+++ Exercise materials +++

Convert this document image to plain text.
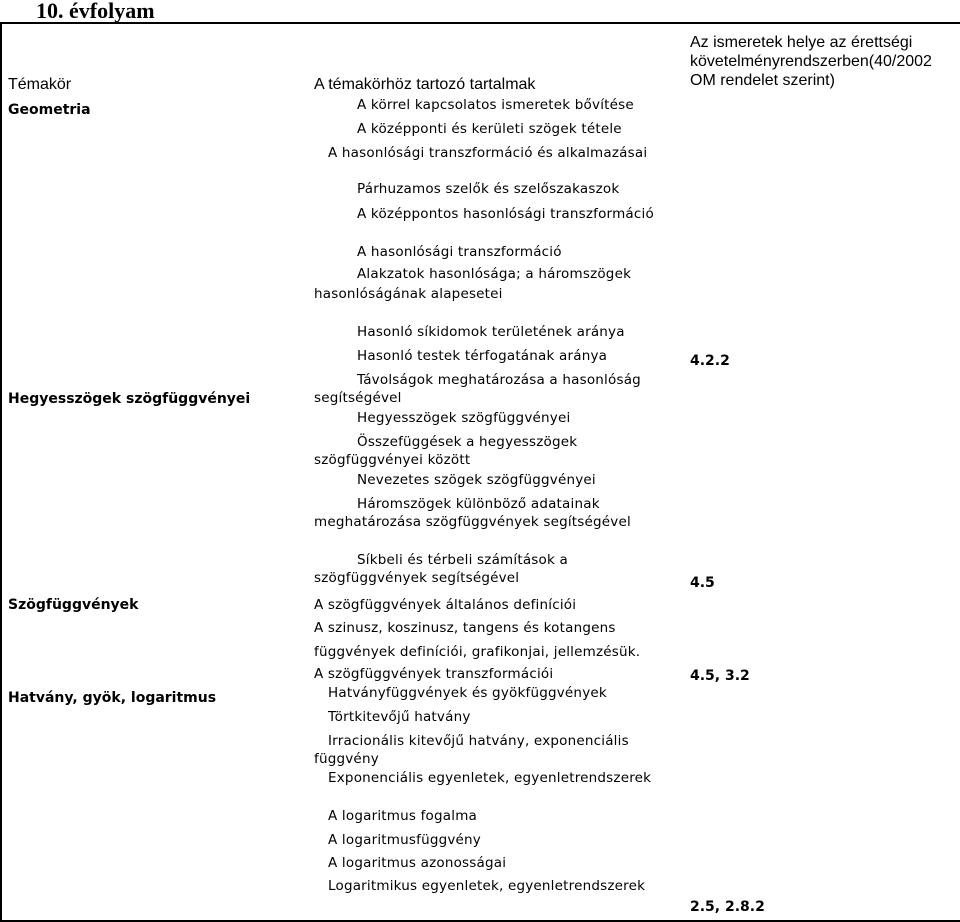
10. évfolyam
Témakör	A témakörhöz tartozó tartalmak
Az ismeretek helye az érettségi
követelményrendszerben(40/2002
OM rendelet szerint)
Geometria
Hegyesszögek szögfüggvényei
Szögfüggvények
Hatvány, gyök, logaritmus
A körrel kapcsolatos ismeretek bővítése
A középponti és kerületi szögek tétele
A hasonlósági transzformáció és alkalmazásai
Párhuzamos szelők és szelőszakaszok
A középpontos hasonlósági transzformáció
A hasonlósági transzformáció
Alakzatok hasonlósága; a háromszögek
hasonlóságának alapesetei
Hasonló síkidomok területének aránya
Hasonló testek térfogatának aránya
Távolságok meghatározása a hasonlóság
segítségével
Hegyesszögek szögfüggvényei
Összefüggések a hegyesszögek
szögfüggvényei között
Nevezetes szögek szögfüggvényei
Háromszögek különböző adatainak
meghatározása szögfüggvények segítségével
Síkbeli és térbeli számítások a
szögfüggvények segítségével
A szögfüggvények általános definíciói
A szinusz, koszinusz, tangens és kotangens
függvények definíciói, grafikonjai, jellemzésük.
A szögfüggvények transzformációi
Hatványfüggvények és gyökfüggvények
Törtkitevőjű hatvány
Irracionális kitevőjű hatvány, exponenciális
függvény
Exponenciális egyenletek, egyenletrendszerek
A logaritmus fogalma
A logaritmusfüggvény
A logaritmus azonosságai
Logaritmikus egyenletek, egyenletrendszerek
4.2.2
4.5
4.5, 3.2
2.5, 2.8.2
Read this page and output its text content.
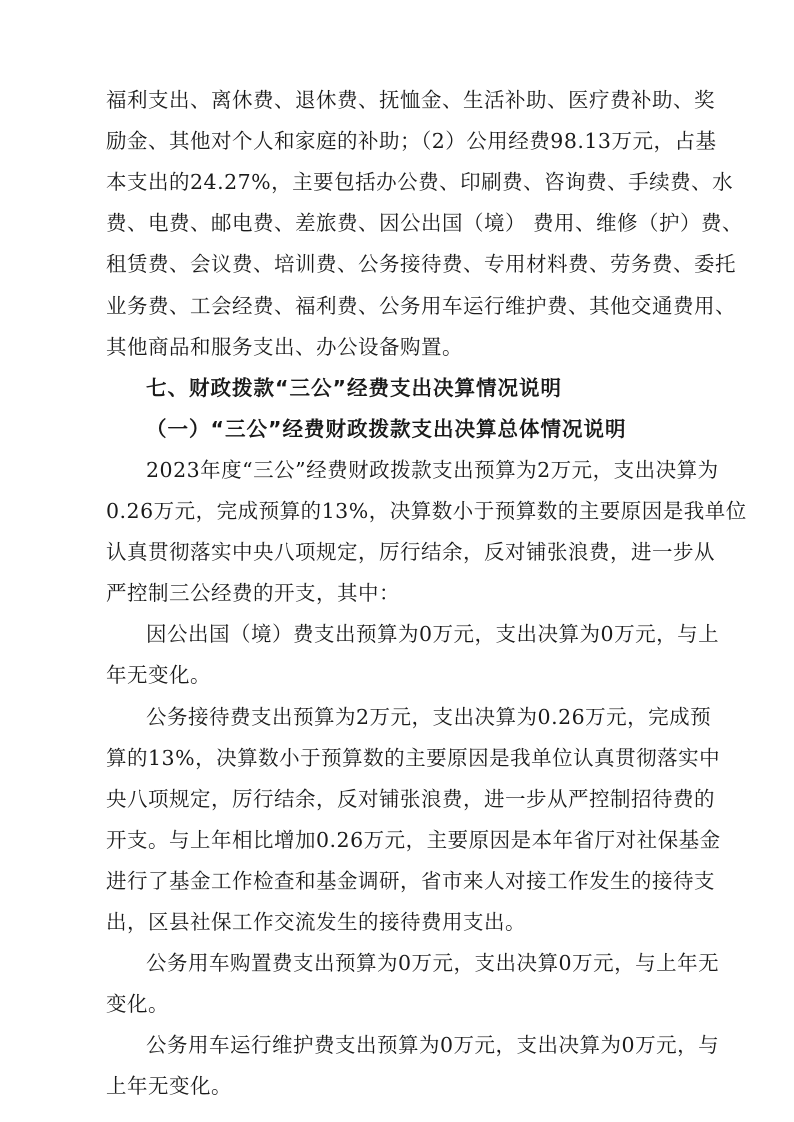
福利支出、离休费、退休费、抚恤金、生活补助、医疗费补助、奖
励金、其他对个人和家庭的补助；（2）公用经费98.13万元，占基
本支出的24.27%，主要包括办公费、印刷费、咨询费、手续费、水
费、电费、邮电费、差旅费、因公出国（境） 费用、维修（护）费、
租赁费、会议费、培训费、公务接待费、专用材料费、劳务费、委托
业务费、工会经费、福利费、公务用车运行维护费、其他交通费用、
其他商品和服务支出、办公设备购置。
七、财政拨款“三公”经费支出决算情况说明
（一）“三公”经费财政拨款支出决算总体情况说明
2023年度“三公”经费财政拨款支出预算为2万元，支出决算为
0.26万元，完成预算的13%，决算数小于预算数的主要原因是我单位
认真贯彻落实中央八项规定，厉行结余，反对铺张浪费，进一步从
严控制三公经费的开支，其中：
因公出国（境）费支出预算为0万元，支出决算为0万元，与上
年无变化。
公务接待费支出预算为2万元，支出决算为0.26万元，完成预
算的13%，决算数小于预算数的主要原因是我单位认真贯彻落实中
央八项规定，厉行结余，反对铺张浪费，进一步从严控制招待费的
开支。与上年相比增加0.26万元，主要原因是本年省厅对社保基金
进行了基金工作检查和基金调研，省市来人对接工作发生的接待支
出，区县社保工作交流发生的接待费用支出。
公务用车购置费支出预算为0万元，支出决算0万元，与上年无
变化。
公务用车运行维护费支出预算为0万元，支出决算为0万元，与
上年无变化。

+++

Aim of the task:
Filter the data, keeping only the lines that contain "aránya".

Worked solution:
Hasonló síkidomok területének aránya
Hasonló testek térfogatának aránya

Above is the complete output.